● **Given instruction**: Each entry must be reproduced precisely as it stands.

● **Dataset listings of figures**:
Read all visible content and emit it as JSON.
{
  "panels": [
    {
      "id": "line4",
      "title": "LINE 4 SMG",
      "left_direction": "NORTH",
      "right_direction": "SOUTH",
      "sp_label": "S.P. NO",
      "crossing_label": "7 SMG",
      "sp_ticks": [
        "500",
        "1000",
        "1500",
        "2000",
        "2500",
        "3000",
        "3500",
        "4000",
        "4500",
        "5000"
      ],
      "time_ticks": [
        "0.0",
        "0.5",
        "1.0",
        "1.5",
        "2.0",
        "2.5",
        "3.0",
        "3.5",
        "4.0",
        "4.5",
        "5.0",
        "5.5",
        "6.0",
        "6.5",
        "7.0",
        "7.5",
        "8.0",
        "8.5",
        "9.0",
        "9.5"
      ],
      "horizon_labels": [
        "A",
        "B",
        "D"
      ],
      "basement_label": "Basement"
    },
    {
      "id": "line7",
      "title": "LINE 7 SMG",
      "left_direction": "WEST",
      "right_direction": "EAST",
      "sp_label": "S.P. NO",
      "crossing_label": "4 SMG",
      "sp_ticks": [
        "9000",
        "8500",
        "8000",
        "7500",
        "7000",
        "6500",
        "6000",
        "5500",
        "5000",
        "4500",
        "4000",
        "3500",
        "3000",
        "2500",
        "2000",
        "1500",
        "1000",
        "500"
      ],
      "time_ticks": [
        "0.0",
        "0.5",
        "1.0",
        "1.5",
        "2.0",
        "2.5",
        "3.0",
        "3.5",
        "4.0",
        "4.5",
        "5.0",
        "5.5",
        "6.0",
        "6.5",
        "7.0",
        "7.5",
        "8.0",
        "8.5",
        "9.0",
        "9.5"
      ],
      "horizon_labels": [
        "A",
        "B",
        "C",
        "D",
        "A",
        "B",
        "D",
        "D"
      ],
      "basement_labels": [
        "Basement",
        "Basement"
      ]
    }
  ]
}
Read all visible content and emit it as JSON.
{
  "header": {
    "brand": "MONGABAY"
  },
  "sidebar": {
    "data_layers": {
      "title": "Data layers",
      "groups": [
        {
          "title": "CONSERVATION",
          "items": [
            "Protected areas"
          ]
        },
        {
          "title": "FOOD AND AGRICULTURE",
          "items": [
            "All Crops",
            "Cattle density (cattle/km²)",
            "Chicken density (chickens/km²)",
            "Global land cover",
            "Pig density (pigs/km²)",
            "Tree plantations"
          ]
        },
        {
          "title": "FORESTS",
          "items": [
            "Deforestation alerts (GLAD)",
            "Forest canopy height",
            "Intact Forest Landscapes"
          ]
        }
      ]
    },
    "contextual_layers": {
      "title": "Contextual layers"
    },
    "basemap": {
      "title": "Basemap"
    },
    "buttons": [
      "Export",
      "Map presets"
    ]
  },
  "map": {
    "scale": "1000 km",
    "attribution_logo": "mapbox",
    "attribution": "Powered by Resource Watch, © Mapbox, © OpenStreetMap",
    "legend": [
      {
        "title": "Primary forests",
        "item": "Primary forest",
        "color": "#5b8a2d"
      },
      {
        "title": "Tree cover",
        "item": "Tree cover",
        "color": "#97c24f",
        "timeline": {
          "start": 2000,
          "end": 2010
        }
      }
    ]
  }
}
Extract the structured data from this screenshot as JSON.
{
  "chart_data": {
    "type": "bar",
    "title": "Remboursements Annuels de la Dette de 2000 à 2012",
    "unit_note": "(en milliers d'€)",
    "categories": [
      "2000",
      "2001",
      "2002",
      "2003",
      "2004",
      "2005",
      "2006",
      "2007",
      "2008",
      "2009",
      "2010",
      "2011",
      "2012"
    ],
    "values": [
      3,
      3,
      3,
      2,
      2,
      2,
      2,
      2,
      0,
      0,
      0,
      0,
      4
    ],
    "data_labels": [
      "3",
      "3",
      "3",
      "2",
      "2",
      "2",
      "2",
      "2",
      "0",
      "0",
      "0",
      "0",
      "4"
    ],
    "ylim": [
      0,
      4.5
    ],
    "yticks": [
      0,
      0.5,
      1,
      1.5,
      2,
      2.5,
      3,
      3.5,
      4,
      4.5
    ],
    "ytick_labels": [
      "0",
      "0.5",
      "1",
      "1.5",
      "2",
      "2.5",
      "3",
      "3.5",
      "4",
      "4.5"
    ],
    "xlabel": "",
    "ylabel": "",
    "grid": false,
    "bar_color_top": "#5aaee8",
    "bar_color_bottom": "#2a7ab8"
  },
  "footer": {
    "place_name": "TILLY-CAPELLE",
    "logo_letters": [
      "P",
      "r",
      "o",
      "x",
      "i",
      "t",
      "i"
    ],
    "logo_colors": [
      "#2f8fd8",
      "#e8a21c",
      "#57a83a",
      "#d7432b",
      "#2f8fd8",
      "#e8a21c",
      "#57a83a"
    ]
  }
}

● **Task answer**:
Read all visible content and emit it as JSON.
{
  "panels": [
    {
      "id": "line4",
      "title": "LINE 4 SMG",
      "left_direction": "NORTH",
      "right_direction": "SOUTH",
      "sp_label": "S.P. NO",
      "crossing_label": "7 SMG",
      "sp_ticks": [
        "500",
        "1000",
        "1500",
        "2000",
        "2500",
        "3000",
        "3500",
        "4000",
        "4500",
        "5000"
      ],
      "time_ticks": [
        "0.0",
        "0.5",
        "1.0",
        "1.5",
        "2.0",
        "2.5",
        "3.0",
        "3.5",
        "4.0",
        "4.5",
        "5.0",
        "5.5",
        "6.0",
        "6.5",
        "7.0",
        "7.5",
        "8.0",
        "8.5",
        "9.0",
        "9.5"
      ],
      "horizon_labels": [
        "A",
        "B",
        "D"
      ],
      "basement_label": "Basement"
    },
    {
      "id": "line7",
      "title": "LINE 7 SMG",
      "left_direction": "WEST",
      "right_direction": "EAST",
      "sp_label": "S.P. NO",
      "crossing_label": "4 SMG",
      "sp_ticks": [
        "9000",
        "8500",
        "8000",
        "7500",
        "7000",
        "6500",
        "6000",
        "5500",
        "5000",
        "4500",
        "4000",
        "3500",
        "3000",
        "2500",
        "2000",
        "1500",
        "1000",
        "500"
      ],
      "time_ticks": [
        "0.0",
        "0.5",
        "1.0",
        "1.5",
        "2.0",
        "2.5",
        "3.0",
        "3.5",
        "4.0",
        "4.5",
        "5.0",
        "5.5",
        "6.0",
        "6.5",
        "7.0",
        "7.5",
        "8.0",
        "8.5",
        "9.0",
        "9.5"
      ],
      "horizon_labels": [
        "A",
        "B",
        "C",
        "D",
        "A",
        "B",
        "D",
        "D"
      ],
      "basement_labels": [
        "Basement",
        "Basement"
      ]
    }
  ]
}
Read all visible content and emit it as JSON.
{
  "header": {
    "brand": "MONGABAY"
  },
  "sidebar": {
    "data_layers": {
      "title": "Data layers",
      "groups": [
        {
          "title": "CONSERVATION",
          "items": [
            "Protected areas"
          ]
        },
        {
          "title": "FOOD AND AGRICULTURE",
          "items": [
            "All Crops",
            "Cattle density (cattle/km²)",
            "Chicken density (chickens/km²)",
            "Global land cover",
            "Pig density (pigs/km²)",
            "Tree plantations"
          ]
        },
        {
          "title": "FORESTS",
          "items": [
            "Deforestation alerts (GLAD)",
            "Forest canopy height",
            "Intact Forest Landscapes"
          ]
        }
      ]
    },
    "contextual_layers": {
      "title": "Contextual layers"
    },
    "basemap": {
      "title": "Basemap"
    },
    "buttons": [
      "Export",
      "Map presets"
    ]
  },
  "map": {
    "scale": "1000 km",
    "attribution_logo": "mapbox",
    "attribution": "Powered by Resource Watch, © Mapbox, © OpenStreetMap",
    "legend": [
      {
        "title": "Primary forests",
        "item": "Primary forest",
        "color": "#5b8a2d"
      },
      {
        "title": "Tree cover",
        "item": "Tree cover",
        "color": "#97c24f",
        "timeline": {
          "start": 2000,
          "end": 2010
        }
      }
    ]
  }
}
Extract the structured data from this screenshot as JSON.
{
  "chart_data": {
    "type": "bar",
    "title": "Remboursements Annuels de la Dette de 2000 à 2012",
    "unit_note": "(en milliers d'€)",
    "categories": [
      "2000",
      "2001",
      "2002",
      "2003",
      "2004",
      "2005",
      "2006",
      "2007",
      "2008",
      "2009",
      "2010",
      "2011",
      "2012"
    ],
    "values": [
      3,
      3,
      3,
      2,
      2,
      2,
      2,
      2,
      0,
      0,
      0,
      0,
      4
    ],
    "data_labels": [
      "3",
      "3",
      "3",
      "2",
      "2",
      "2",
      "2",
      "2",
      "0",
      "0",
      "0",
      "0",
      "4"
    ],
    "ylim": [
      0,
      4.5
    ],
    "yticks": [
      0,
      0.5,
      1,
      1.5,
      2,
      2.5,
      3,
      3.5,
      4,
      4.5
    ],
    "ytick_labels": [
      "0",
      "0.5",
      "1",
      "1.5",
      "2",
      "2.5",
      "3",
      "3.5",
      "4",
      "4.5"
    ],
    "xlabel": "",
    "ylabel": "",
    "grid": false,
    "bar_color_top": "#5aaee8",
    "bar_color_bottom": "#2a7ab8"
  },
  "footer": {
    "place_name": "TILLY-CAPELLE",
    "logo_letters": [
      "P",
      "r",
      "o",
      "x",
      "i",
      "t",
      "i"
    ],
    "logo_colors": [
      "#2f8fd8",
      "#e8a21c",
      "#57a83a",
      "#d7432b",
      "#2f8fd8",
      "#e8a21c",
      "#57a83a"
    ]
  }
}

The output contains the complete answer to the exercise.